§ **Exercise objective**: Each entry below is to be written out exactly, and the pictures are to be left out.
··· Raw data
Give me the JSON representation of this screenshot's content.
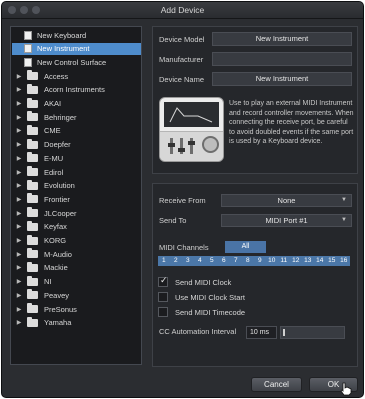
{
  "window": {
    "title": "Add Device"
  },
  "device_list": [
    {
      "label": "New Keyboard",
      "type": "doc",
      "selected": false
    },
    {
      "label": "New Instrument",
      "type": "doc",
      "selected": true
    },
    {
      "label": "New Control Surface",
      "type": "doc",
      "selected": false
    },
    {
      "label": "Access",
      "type": "folder"
    },
    {
      "label": "Acorn Instruments",
      "type": "folder"
    },
    {
      "label": "AKAI",
      "type": "folder"
    },
    {
      "label": "Behringer",
      "type": "folder"
    },
    {
      "label": "CME",
      "type": "folder"
    },
    {
      "label": "Doepfer",
      "type": "folder"
    },
    {
      "label": "E-MU",
      "type": "folder"
    },
    {
      "label": "Edirol",
      "type": "folder"
    },
    {
      "label": "Evolution",
      "type": "folder"
    },
    {
      "label": "Frontier",
      "type": "folder"
    },
    {
      "label": "JLCooper",
      "type": "folder"
    },
    {
      "label": "Keyfax",
      "type": "folder"
    },
    {
      "label": "KORG",
      "type": "folder"
    },
    {
      "label": "M-Audio",
      "type": "folder"
    },
    {
      "label": "Mackie",
      "type": "folder"
    },
    {
      "label": "NI",
      "type": "folder"
    },
    {
      "label": "Peavey",
      "type": "folder"
    },
    {
      "label": "PreSonus",
      "type": "folder"
    },
    {
      "label": "Yamaha",
      "type": "folder"
    }
  ],
  "form": {
    "device_model_label": "Device Model",
    "device_model_value": "New Instrument",
    "manufacturer_label": "Manufacturer",
    "manufacturer_value": "",
    "device_name_label": "Device Name",
    "device_name_value": "New Instrument",
    "description": "Use to play an external MIDI Instrument and record controller movements. When connecting the receive port, be careful to avoid doubled events if the same port is used by a Keyboard device."
  },
  "midi": {
    "receive_from_label": "Receive From",
    "receive_from_value": "None",
    "send_to_label": "Send To",
    "send_to_value": "MIDI Port #1",
    "channels_label": "MIDI Channels",
    "all_label": "All",
    "channels": [
      "1",
      "2",
      "3",
      "4",
      "5",
      "6",
      "7",
      "8",
      "9",
      "10",
      "11",
      "12",
      "13",
      "14",
      "15",
      "16"
    ],
    "send_clock_label": "Send MIDI Clock",
    "send_clock_checked": true,
    "clock_start_label": "Use MIDI Clock Start",
    "clock_start_checked": false,
    "timecode_label": "Send MIDI Timecode",
    "timecode_checked": false,
    "cc_interval_label": "CC Automation Interval",
    "cc_interval_value": "10 ms"
  },
  "footer": {
    "cancel_label": "Cancel",
    "ok_label": "OK"
  },
  "colors": {
    "selection": "#4e8ccc",
    "channel_button": "#4b77a8",
    "panel": "#25272b"
  }
}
······
§ **Output of the task**:
Give me the JSON representation of this screenshot's content.
{
  "window": {
    "title": "Add Device"
  },
  "device_list": [
    {
      "label": "New Keyboard",
      "type": "doc",
      "selected": false
    },
    {
      "label": "New Instrument",
      "type": "doc",
      "selected": true
    },
    {
      "label": "New Control Surface",
      "type": "doc",
      "selected": false
    },
    {
      "label": "Access",
      "type": "folder"
    },
    {
      "label": "Acorn Instruments",
      "type": "folder"
    },
    {
      "label": "AKAI",
      "type": "folder"
    },
    {
      "label": "Behringer",
      "type": "folder"
    },
    {
      "label": "CME",
      "type": "folder"
    },
    {
      "label": "Doepfer",
      "type": "folder"
    },
    {
      "label": "E-MU",
      "type": "folder"
    },
    {
      "label": "Edirol",
      "type": "folder"
    },
    {
      "label": "Evolution",
      "type": "folder"
    },
    {
      "label": "Frontier",
      "type": "folder"
    },
    {
      "label": "JLCooper",
      "type": "folder"
    },
    {
      "label": "Keyfax",
      "type": "folder"
    },
    {
      "label": "KORG",
      "type": "folder"
    },
    {
      "label": "M-Audio",
      "type": "folder"
    },
    {
      "label": "Mackie",
      "type": "folder"
    },
    {
      "label": "NI",
      "type": "folder"
    },
    {
      "label": "Peavey",
      "type": "folder"
    },
    {
      "label": "PreSonus",
      "type": "folder"
    },
    {
      "label": "Yamaha",
      "type": "folder"
    }
  ],
  "form": {
    "device_model_label": "Device Model",
    "device_model_value": "New Instrument",
    "manufacturer_label": "Manufacturer",
    "manufacturer_value": "",
    "device_name_label": "Device Name",
    "device_name_value": "New Instrument",
    "description": "Use to play an external MIDI Instrument and record controller movements. When connecting the receive port, be careful to avoid doubled events if the same port is used by a Keyboard device."
  },
  "midi": {
    "receive_from_label": "Receive From",
    "receive_from_value": "None",
    "send_to_label": "Send To",
    "send_to_value": "MIDI Port #1",
    "channels_label": "MIDI Channels",
    "all_label": "All",
    "channels": [
      "1",
      "2",
      "3",
      "4",
      "5",
      "6",
      "7",
      "8",
      "9",
      "10",
      "11",
      "12",
      "13",
      "14",
      "15",
      "16"
    ],
    "send_clock_label": "Send MIDI Clock",
    "send_clock_checked": true,
    "clock_start_label": "Use MIDI Clock Start",
    "clock_start_checked": false,
    "timecode_label": "Send MIDI Timecode",
    "timecode_checked": false,
    "cc_interval_label": "CC Automation Interval",
    "cc_interval_value": "10 ms"
  },
  "footer": {
    "cancel_label": "Cancel",
    "ok_label": "OK"
  },
  "colors": {
    "selection": "#4e8ccc",
    "channel_button": "#4b77a8",
    "panel": "#25272b"
  }
}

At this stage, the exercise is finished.